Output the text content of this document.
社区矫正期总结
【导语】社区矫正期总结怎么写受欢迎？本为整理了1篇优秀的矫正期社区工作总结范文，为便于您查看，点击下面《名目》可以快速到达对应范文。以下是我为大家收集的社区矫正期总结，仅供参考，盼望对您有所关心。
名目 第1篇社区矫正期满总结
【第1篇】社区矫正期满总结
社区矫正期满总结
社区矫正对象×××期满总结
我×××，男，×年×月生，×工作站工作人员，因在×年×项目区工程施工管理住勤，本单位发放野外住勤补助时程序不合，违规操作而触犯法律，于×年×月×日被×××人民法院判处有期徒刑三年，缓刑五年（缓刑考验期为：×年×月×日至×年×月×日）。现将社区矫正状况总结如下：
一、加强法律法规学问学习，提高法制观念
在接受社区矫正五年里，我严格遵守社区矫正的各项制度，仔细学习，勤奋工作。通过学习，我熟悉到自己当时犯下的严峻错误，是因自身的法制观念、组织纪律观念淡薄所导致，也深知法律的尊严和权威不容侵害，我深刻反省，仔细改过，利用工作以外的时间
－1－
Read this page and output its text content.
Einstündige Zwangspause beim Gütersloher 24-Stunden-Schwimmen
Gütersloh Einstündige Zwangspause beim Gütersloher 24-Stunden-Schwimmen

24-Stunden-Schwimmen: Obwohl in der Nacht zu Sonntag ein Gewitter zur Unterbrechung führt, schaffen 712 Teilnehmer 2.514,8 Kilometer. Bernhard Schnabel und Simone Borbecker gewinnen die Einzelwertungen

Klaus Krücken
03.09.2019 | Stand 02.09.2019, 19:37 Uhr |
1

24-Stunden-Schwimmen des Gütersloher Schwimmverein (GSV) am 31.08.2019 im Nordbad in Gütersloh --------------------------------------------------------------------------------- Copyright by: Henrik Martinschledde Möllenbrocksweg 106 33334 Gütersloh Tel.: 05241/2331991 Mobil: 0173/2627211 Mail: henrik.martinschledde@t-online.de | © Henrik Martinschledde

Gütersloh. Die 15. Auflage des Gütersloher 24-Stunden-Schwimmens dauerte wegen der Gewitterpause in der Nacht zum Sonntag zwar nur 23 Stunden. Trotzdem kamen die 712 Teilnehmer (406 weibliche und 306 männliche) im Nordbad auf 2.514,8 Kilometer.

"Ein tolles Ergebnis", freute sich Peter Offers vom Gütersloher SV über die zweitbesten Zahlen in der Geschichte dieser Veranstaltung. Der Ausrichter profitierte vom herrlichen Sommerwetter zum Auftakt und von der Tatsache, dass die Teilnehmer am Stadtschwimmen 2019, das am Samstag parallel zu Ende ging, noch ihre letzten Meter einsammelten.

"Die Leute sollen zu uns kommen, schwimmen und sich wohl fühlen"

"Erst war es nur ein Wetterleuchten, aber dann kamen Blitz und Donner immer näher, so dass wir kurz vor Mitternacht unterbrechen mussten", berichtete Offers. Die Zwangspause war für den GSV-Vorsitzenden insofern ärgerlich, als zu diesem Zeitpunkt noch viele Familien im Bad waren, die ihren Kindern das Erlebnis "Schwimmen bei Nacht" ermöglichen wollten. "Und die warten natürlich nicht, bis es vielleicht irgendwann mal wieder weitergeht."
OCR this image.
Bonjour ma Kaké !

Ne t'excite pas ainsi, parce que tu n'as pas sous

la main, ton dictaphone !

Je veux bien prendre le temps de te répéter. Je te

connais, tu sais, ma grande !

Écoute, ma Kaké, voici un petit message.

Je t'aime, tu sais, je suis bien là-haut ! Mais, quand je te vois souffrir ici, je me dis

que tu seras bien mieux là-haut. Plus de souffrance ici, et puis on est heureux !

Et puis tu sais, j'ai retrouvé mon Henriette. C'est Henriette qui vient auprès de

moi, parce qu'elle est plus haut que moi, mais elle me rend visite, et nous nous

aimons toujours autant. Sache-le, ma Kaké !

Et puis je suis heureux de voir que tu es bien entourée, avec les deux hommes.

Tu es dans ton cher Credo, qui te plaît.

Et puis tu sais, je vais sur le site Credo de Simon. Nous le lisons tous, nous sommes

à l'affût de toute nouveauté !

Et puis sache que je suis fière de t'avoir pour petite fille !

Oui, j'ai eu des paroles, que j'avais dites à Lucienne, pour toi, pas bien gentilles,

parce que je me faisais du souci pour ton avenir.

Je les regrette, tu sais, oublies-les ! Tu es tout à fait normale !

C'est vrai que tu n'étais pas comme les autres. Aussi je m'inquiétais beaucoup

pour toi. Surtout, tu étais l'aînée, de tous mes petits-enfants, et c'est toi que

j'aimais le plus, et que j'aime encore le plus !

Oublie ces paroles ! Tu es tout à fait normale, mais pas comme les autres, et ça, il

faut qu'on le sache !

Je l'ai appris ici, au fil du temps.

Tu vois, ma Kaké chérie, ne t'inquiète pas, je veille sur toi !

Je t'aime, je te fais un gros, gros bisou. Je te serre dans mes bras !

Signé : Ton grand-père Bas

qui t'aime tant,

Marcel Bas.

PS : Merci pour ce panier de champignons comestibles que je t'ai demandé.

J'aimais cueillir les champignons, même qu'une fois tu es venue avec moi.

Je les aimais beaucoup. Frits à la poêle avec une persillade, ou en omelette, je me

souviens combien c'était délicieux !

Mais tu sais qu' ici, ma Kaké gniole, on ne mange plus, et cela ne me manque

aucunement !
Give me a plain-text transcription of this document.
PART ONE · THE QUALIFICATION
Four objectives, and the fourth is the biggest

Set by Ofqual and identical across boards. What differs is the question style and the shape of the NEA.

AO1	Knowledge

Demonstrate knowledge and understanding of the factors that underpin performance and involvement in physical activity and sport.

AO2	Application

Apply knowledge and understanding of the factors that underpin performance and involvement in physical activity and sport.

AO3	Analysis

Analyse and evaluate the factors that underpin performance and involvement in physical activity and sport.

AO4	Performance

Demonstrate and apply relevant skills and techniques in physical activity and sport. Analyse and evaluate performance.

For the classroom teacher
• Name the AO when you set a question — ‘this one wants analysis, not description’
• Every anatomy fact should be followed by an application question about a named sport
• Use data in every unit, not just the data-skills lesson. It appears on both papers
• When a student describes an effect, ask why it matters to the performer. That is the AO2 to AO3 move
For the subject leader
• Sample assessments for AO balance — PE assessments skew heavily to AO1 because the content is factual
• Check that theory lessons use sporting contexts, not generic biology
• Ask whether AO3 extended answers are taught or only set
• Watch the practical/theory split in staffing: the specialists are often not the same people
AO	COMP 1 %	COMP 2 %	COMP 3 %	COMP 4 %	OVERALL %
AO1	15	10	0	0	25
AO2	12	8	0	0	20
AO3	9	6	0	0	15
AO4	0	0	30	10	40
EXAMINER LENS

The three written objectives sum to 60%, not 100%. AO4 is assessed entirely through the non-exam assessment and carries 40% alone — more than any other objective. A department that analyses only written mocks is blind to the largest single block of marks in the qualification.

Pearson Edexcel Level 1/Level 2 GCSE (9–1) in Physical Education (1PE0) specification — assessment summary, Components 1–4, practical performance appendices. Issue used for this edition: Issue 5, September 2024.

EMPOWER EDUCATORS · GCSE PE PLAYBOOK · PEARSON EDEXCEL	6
______
Quote all the records exactly, please, leaving none out.

▶ WRITTEN SOLUTION:
Output the text content of this document.
社区矫正期总结
【导语】社区矫正期总结怎么写受欢迎？本为整理了1篇优秀的矫正期社区工作总结范文，为便于您查看，点击下面《名目》可以快速到达对应范文。以下是我为大家收集的社区矫正期总结，仅供参考，盼望对您有所关心。
名目 第1篇社区矫正期满总结
【第1篇】社区矫正期满总结
社区矫正期满总结
社区矫正对象×××期满总结
我×××，男，×年×月生，×工作站工作人员，因在×年×项目区工程施工管理住勤，本单位发放野外住勤补助时程序不合，违规操作而触犯法律，于×年×月×日被×××人民法院判处有期徒刑三年，缓刑五年（缓刑考验期为：×年×月×日至×年×月×日）。现将社区矫正状况总结如下：
一、加强法律法规学问学习，提高法制观念
在接受社区矫正五年里，我严格遵守社区矫正的各项制度，仔细学习，勤奋工作。通过学习，我熟悉到自己当时犯下的严峻错误，是因自身的法制观念、组织纪律观念淡薄所导致，也深知法律的尊严和权威不容侵害，我深刻反省，仔细改过，利用工作以外的时间
－1－
Read this page and output its text content.
Einstündige Zwangspause beim Gütersloher 24-Stunden-Schwimmen
Gütersloh Einstündige Zwangspause beim Gütersloher 24-Stunden-Schwimmen

24-Stunden-Schwimmen: Obwohl in der Nacht zu Sonntag ein Gewitter zur Unterbrechung führt, schaffen 712 Teilnehmer 2.514,8 Kilometer. Bernhard Schnabel und Simone Borbecker gewinnen die Einzelwertungen

Klaus Krücken
03.09.2019 | Stand 02.09.2019, 19:37 Uhr |
1

24-Stunden-Schwimmen des Gütersloher Schwimmverein (GSV) am 31.08.2019 im Nordbad in Gütersloh --------------------------------------------------------------------------------- Copyright by: Henrik Martinschledde Möllenbrocksweg 106 33334 Gütersloh Tel.: 05241/2331991 Mobil: 0173/2627211 Mail: henrik.martinschledde@t-online.de | © Henrik Martinschledde

Gütersloh. Die 15. Auflage des Gütersloher 24-Stunden-Schwimmens dauerte wegen der Gewitterpause in der Nacht zum Sonntag zwar nur 23 Stunden. Trotzdem kamen die 712 Teilnehmer (406 weibliche und 306 männliche) im Nordbad auf 2.514,8 Kilometer.

"Ein tolles Ergebnis", freute sich Peter Offers vom Gütersloher SV über die zweitbesten Zahlen in der Geschichte dieser Veranstaltung. Der Ausrichter profitierte vom herrlichen Sommerwetter zum Auftakt und von der Tatsache, dass die Teilnehmer am Stadtschwimmen 2019, das am Samstag parallel zu Ende ging, noch ihre letzten Meter einsammelten.

"Die Leute sollen zu uns kommen, schwimmen und sich wohl fühlen"

"Erst war es nur ein Wetterleuchten, aber dann kamen Blitz und Donner immer näher, so dass wir kurz vor Mitternacht unterbrechen mussten", berichtete Offers. Die Zwangspause war für den GSV-Vorsitzenden insofern ärgerlich, als zu diesem Zeitpunkt noch viele Familien im Bad waren, die ihren Kindern das Erlebnis "Schwimmen bei Nacht" ermöglichen wollten. "Und die warten natürlich nicht, bis es vielleicht irgendwann mal wieder weitergeht."
OCR this image.
Bonjour ma Kaké !

Ne t'excite pas ainsi, parce que tu n'as pas sous

la main, ton dictaphone !

Je veux bien prendre le temps de te répéter. Je te

connais, tu sais, ma grande !

Écoute, ma Kaké, voici un petit message.

Je t'aime, tu sais, je suis bien là-haut ! Mais, quand je te vois souffrir ici, je me dis

que tu seras bien mieux là-haut. Plus de souffrance ici, et puis on est heureux !

Et puis tu sais, j'ai retrouvé mon Henriette. C'est Henriette qui vient auprès de

moi, parce qu'elle est plus haut que moi, mais elle me rend visite, et nous nous

aimons toujours autant. Sache-le, ma Kaké !

Et puis je suis heureux de voir que tu es bien entourée, avec les deux hommes.

Tu es dans ton cher Credo, qui te plaît.

Et puis tu sais, je vais sur le site Credo de Simon. Nous le lisons tous, nous sommes

à l'affût de toute nouveauté !

Et puis sache que je suis fière de t'avoir pour petite fille !

Oui, j'ai eu des paroles, que j'avais dites à Lucienne, pour toi, pas bien gentilles,

parce que je me faisais du souci pour ton avenir.

Je les regrette, tu sais, oublies-les ! Tu es tout à fait normale !

C'est vrai que tu n'étais pas comme les autres. Aussi je m'inquiétais beaucoup

pour toi. Surtout, tu étais l'aînée, de tous mes petits-enfants, et c'est toi que

j'aimais le plus, et que j'aime encore le plus !

Oublie ces paroles ! Tu es tout à fait normale, mais pas comme les autres, et ça, il

faut qu'on le sache !

Je l'ai appris ici, au fil du temps.

Tu vois, ma Kaké chérie, ne t'inquiète pas, je veille sur toi !

Je t'aime, je te fais un gros, gros bisou. Je te serre dans mes bras !

Signé : Ton grand-père Bas

qui t'aime tant,

Marcel Bas.

PS : Merci pour ce panier de champignons comestibles que je t'ai demandé.

J'aimais cueillir les champignons, même qu'une fois tu es venue avec moi.

Je les aimais beaucoup. Frits à la poêle avec une persillade, ou en omelette, je me

souviens combien c'était délicieux !

Mais tu sais qu' ici, ma Kaké gniole, on ne mange plus, et cela ne me manque

aucunement !
Give me a plain-text transcription of this document.
PART ONE · THE QUALIFICATION
Four objectives, and the fourth is the biggest

Set by Ofqual and identical across boards. What differs is the question style and the shape of the NEA.

AO1	Knowledge

Demonstrate knowledge and understanding of the factors that underpin performance and involvement in physical activity and sport.

AO2	Application

Apply knowledge and understanding of the factors that underpin performance and involvement in physical activity and sport.

AO3	Analysis

Analyse and evaluate the factors that underpin performance and involvement in physical activity and sport.

AO4	Performance

Demonstrate and apply relevant skills and techniques in physical activity and sport. Analyse and evaluate performance.

For the classroom teacher
• Name the AO when you set a question — ‘this one wants analysis, not description’
• Every anatomy fact should be followed by an application question about a named sport
• Use data in every unit, not just the data-skills lesson. It appears on both papers
• When a student describes an effect, ask why it matters to the performer. That is the AO2 to AO3 move
For the subject leader
• Sample assessments for AO balance — PE assessments skew heavily to AO1 because the content is factual
• Check that theory lessons use sporting contexts, not generic biology
• Ask whether AO3 extended answers are taught or only set
• Watch the practical/theory split in staffing: the specialists are often not the same people
AO	COMP 1 %	COMP 2 %	COMP 3 %	COMP 4 %	OVERALL %
AO1	15	10	0	0	25
AO2	12	8	0	0	20
AO3	9	6	0	0	15
AO4	0	0	30	10	40
EXAMINER LENS

The three written objectives sum to 60%, not 100%. AO4 is assessed entirely through the non-exam assessment and carries 40% alone — more than any other objective. A department that analyses only written mocks is blind to the largest single block of marks in the qualification.

Pearson Edexcel Level 1/Level 2 GCSE (9–1) in Physical Education (1PE0) specification — assessment summary, Components 1–4, practical performance appendices. Issue used for this edition: Issue 5, September 2024.

EMPOWER EDUCATORS · GCSE PE PLAYBOOK · PEARSON EDEXCEL	6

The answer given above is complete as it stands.